• TASK LIST
[1] Reproduce word for word the passage of the Nasdaq fair-value thread between "Nice study of" and "next few years.", inclusive.
[2] Resume the Nasdaq fair-value thread after its final sentence, writing on from there.

• SOURCE TEXT
To: Street Hawk who wrote (2213)3/2/2001 2:09:49 AM
From: heroes4sale  Respond to of 74559
 
Streethawk,
Thanks for the calculations.
Do you have any thoughts on the Dow's value?
Regards



To: Street Hawk who wrote (2213)3/2/2001 8:11:14 AM
From: Wyätt Gwyön  Respond to of 74559
 
Nice study of Naz fair value, Street Hawk. One comment I might add is that if fair value is in the neighborhood of 1500, and if the index has traded far above that value for many years, we may have a period were it trades far below that value for many years also.



To: Street Hawk who wrote (2213)3/2/2001 9:54:32 AM
From: rolatzi  Read Replies (1) | Respond to of 74559
 
Nice calculation. It would be useful if you could extend the fair price data out to 2002-2005 since there is certainly a good chance that this market will not recover immediately, that it will go sideways for several years and that it will overshoot on the downside and then come back up to fair value over the next few years.

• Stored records
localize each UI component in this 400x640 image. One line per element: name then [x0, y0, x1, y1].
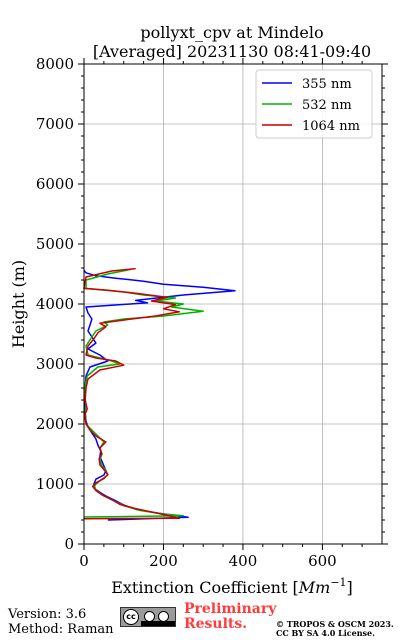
copyright-line-1: © TROPOS & OSCM 2023.: [276, 619, 394, 629]
x-tick-label: 200: [149, 552, 178, 570]
cc-by-sa-icon: cc: [120, 607, 176, 627]
axis-ticks: 0 200 400 600010002000300040005000600070008…: [36, 55, 388, 570]
chart-title: pollyxt_cpv at Mindelo: [140, 23, 323, 42]
series-line-1064nm: [83, 267, 181, 520]
preliminary-notice: Preliminary Results.: [184, 602, 276, 632]
x-tick-label: 400: [229, 552, 258, 570]
series-line-355nm: [83, 269, 236, 521]
y-tick-label: 8000: [36, 55, 74, 73]
y-tick-label: 7000: [36, 115, 74, 133]
legend-label-355: 355 nm: [302, 77, 352, 92]
data-series: [83, 267, 236, 521]
method-text: Method: Raman: [8, 622, 114, 637]
x-tick-label: 0: [79, 552, 89, 570]
y-tick-label: 0: [64, 535, 74, 553]
preliminary-line-1: Preliminary: [184, 601, 277, 617]
y-axis-label: Height (m): [9, 260, 28, 348]
version-text: Version: 3.6: [8, 607, 87, 622]
legend-label-1064: 1064 nm: [302, 119, 360, 134]
y-tick-label: 4000: [36, 295, 74, 313]
y-tick-label: 5000: [36, 235, 74, 253]
cc-icon: cc: [123, 609, 139, 625]
series-line-532nm: [83, 268, 204, 518]
chart-subtitle: [Averaged] 20231130 08:41-09:40: [93, 42, 371, 61]
copyright-line-2: CC BY SA 4.0 License.: [276, 628, 375, 638]
y-tick-label: 3000: [36, 355, 74, 373]
legend: 355 nm 532 nm 1064 nm: [255, 69, 373, 139]
y-tick-label: 6000: [36, 175, 74, 193]
license-strip: [141, 621, 175, 626]
copyright-notice: © TROPOS & OSCM 2023. CC BY SA 4.0 Licen…: [276, 620, 394, 638]
x-tick-label: 600: [308, 552, 337, 570]
y-tick-label: 1000: [36, 475, 74, 493]
x-axis-label: Extinction Coefficient [Mm−1]: [111, 576, 353, 597]
preliminary-line-2: Results.: [184, 616, 248, 632]
y-tick-label: 2000: [36, 415, 74, 433]
legend-label-532: 532 nm: [302, 98, 352, 113]
legend-box: [255, 69, 373, 139]
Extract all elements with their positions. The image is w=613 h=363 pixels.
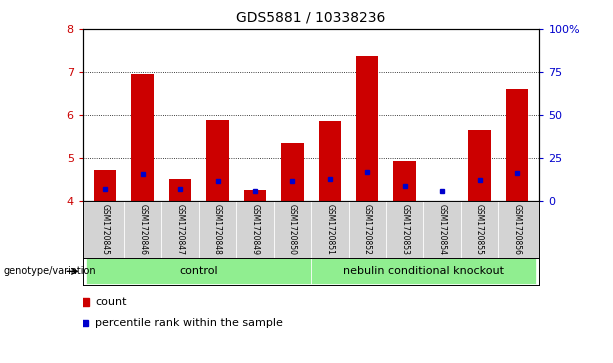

• ANSWERS TO THE PROBLEMS
[1]
Nice study of Naz fair value, Street Hawk. One comment I might add is that if fair value is in the neighborhood of 1500, and if the index has traded far above that value for many years, we may have a period were it trades far below that value for many years also.



To: Street Hawk who wrote (2213)3/2/2001 9:54:32 AM
From: rolatzi  Read Replies (1) | Respond to of 74559
 
Nice calculation. It would be useful if you could extend the fair price data out to 2002-2005 since there is certainly a good chance that this market will not recover immediately, that it will go sideways for several years and that it will overshoot on the downside and then come back up to fair value over the next few years.

[2]
Thanks,
rolatzi



To: Street Hawk who wrote (2213)3/2/2001 10:37:09 AM
From: Tommaso  Respond to of 74559
 
Thanks for the carefully reasoned estimate on the NASDAQ. I guess that if I agree with you, I ought to be short QQQ, as I was earlier, but I think I will just stand aside and wait for true values. It's a whole lot easier and more fun to make money on the long side.



To: Street Hawk who wrote (2213)3/2/2001 1:54:41 PM
From: smolejv@gmx.net  Respond to of 74559
 
...if 1994 to 200x were same as 85 to 94 then...

But they were not. Remember the "times they are a changing" tune? New economy? We all believed it then. Made money on it. PE? Fuuurget it. EPS? Dont make me laugh.

I would not want to swing the other way. Its a question, what's - ahem - normal. Given normal a) inflation rates b) treasury ROI c) risk premium then, well, still some way to go (am short in and out last few months).

But then, was I dreaming when PEs were tripledigit? My account tells me different.

In a nutshell: do not extrapolate. Not too much at least. Like "Lets see how much that would make in 2010". 11% yearly ROI, stupid, from now on. But although I like 11% plus better than zero, I loved those 150% times...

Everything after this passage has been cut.